WHAT TO PRODUCE:
Could you retype every one of the rows below, character for character, with nothing changed?

Stored data
•••••
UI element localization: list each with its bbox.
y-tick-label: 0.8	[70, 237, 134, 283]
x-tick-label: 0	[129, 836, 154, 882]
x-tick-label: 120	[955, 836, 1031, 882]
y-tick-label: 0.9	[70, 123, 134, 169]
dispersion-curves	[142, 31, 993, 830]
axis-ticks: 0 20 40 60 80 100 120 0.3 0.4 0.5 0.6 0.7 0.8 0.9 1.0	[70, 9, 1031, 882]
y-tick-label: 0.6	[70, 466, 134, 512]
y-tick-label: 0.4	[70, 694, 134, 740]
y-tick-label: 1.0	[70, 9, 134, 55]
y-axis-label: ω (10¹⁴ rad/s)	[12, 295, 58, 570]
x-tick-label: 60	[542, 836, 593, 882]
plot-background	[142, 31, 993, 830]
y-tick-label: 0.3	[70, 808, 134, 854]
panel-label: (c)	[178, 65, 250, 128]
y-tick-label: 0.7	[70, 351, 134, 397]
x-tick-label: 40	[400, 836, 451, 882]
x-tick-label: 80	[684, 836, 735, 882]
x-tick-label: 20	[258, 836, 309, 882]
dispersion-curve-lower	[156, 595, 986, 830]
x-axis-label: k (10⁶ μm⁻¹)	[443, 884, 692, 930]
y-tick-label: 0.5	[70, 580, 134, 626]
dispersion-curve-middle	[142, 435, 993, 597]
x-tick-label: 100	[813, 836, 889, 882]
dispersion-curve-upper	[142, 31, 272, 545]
•••••
PROBLEM SOLUTION:
UI element localization: list each with its bbox.
y-tick-label: 0.8	[70, 237, 134, 283]
x-tick-label: 0	[129, 836, 154, 882]
x-tick-label: 120	[955, 836, 1031, 882]
y-tick-label: 0.9	[70, 123, 134, 169]
dispersion-curves	[142, 31, 993, 830]
axis-ticks: 0 20 40 60 80 100 120 0.3 0.4 0.5 0.6 0.7 0.8 0.9 1.0	[70, 9, 1031, 882]
y-tick-label: 0.6	[70, 466, 134, 512]
y-tick-label: 0.4	[70, 694, 134, 740]
y-tick-label: 1.0	[70, 9, 134, 55]
y-axis-label: ω (10¹⁴ rad/s)	[12, 295, 58, 570]
x-tick-label: 60	[542, 836, 593, 882]
plot-background	[142, 31, 993, 830]
y-tick-label: 0.3	[70, 808, 134, 854]
panel-label: (c)	[178, 65, 250, 128]
y-tick-label: 0.7	[70, 351, 134, 397]
x-tick-label: 40	[400, 836, 451, 882]
x-tick-label: 80	[684, 836, 735, 882]
x-tick-label: 20	[258, 836, 309, 882]
dispersion-curve-lower	[156, 595, 986, 830]
x-axis-label: k (10⁶ μm⁻¹)	[443, 884, 692, 930]
y-tick-label: 0.5	[70, 580, 134, 626]
dispersion-curve-middle	[142, 435, 993, 597]
x-tick-label: 100	[813, 836, 889, 882]
dispersion-curve-upper	[142, 31, 272, 545]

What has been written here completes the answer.